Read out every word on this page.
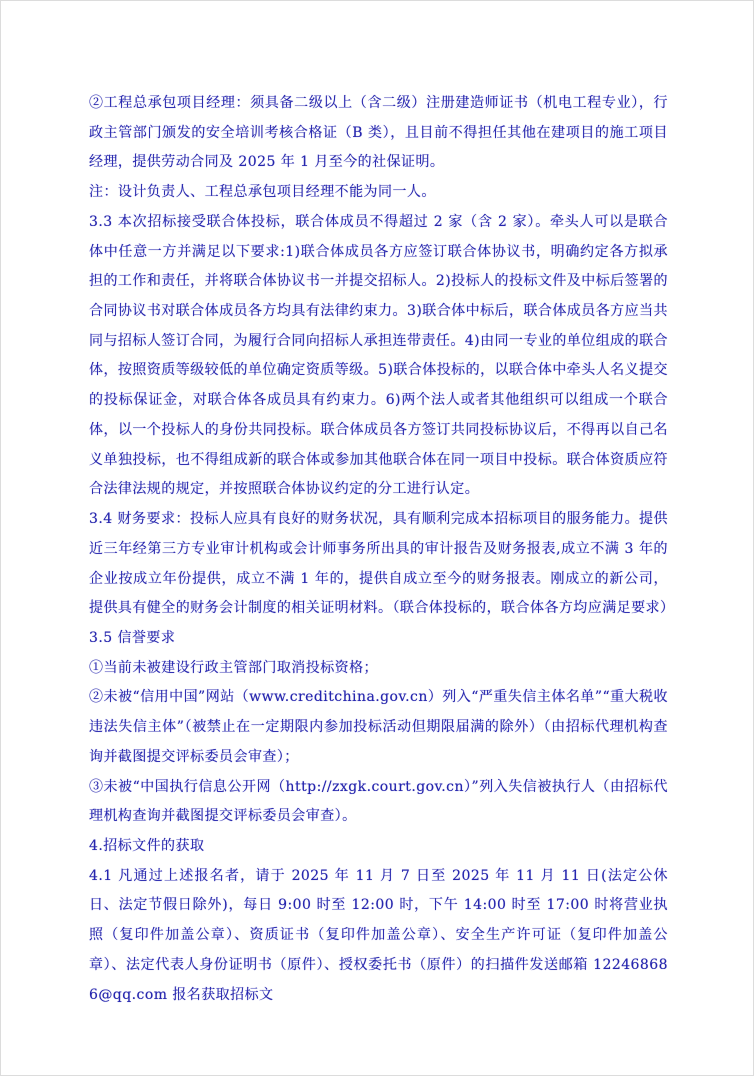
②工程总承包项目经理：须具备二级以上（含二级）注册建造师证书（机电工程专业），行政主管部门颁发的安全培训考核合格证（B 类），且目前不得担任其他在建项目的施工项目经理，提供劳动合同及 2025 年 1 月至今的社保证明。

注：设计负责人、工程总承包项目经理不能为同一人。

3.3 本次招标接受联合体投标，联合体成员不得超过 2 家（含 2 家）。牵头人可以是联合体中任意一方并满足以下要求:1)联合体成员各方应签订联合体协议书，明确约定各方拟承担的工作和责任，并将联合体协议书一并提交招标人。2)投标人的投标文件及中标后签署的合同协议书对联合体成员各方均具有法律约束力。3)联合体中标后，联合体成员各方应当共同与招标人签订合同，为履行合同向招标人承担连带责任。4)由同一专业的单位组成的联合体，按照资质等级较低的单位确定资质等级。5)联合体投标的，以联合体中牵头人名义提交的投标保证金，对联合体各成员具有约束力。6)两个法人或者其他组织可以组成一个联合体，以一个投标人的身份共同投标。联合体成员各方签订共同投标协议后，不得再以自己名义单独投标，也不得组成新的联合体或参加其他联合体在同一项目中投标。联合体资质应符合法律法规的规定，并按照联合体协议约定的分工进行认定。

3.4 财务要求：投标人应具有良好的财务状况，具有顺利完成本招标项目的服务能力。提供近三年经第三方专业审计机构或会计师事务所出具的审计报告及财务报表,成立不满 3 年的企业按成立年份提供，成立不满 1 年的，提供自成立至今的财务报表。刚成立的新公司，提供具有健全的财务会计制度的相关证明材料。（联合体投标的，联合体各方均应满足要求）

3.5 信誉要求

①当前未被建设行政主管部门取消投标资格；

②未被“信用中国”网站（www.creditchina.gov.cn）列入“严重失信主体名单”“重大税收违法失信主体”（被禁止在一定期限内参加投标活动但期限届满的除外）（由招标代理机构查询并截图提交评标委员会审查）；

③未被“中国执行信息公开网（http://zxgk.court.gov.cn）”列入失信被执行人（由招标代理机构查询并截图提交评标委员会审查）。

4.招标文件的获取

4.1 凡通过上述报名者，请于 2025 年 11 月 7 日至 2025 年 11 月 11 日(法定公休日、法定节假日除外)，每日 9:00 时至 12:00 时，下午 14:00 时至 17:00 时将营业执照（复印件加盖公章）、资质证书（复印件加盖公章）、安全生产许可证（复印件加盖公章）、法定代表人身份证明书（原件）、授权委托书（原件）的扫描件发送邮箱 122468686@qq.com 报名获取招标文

━━━

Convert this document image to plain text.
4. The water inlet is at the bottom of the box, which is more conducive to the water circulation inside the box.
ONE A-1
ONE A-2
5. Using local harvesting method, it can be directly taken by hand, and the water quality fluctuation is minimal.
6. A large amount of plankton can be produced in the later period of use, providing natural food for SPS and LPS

━━━

# GOAL
Find all lines where the word "this" appears. Copy them.

# ANSWER IN FULL
Read out every word on this page.
Convert this document image to plain text.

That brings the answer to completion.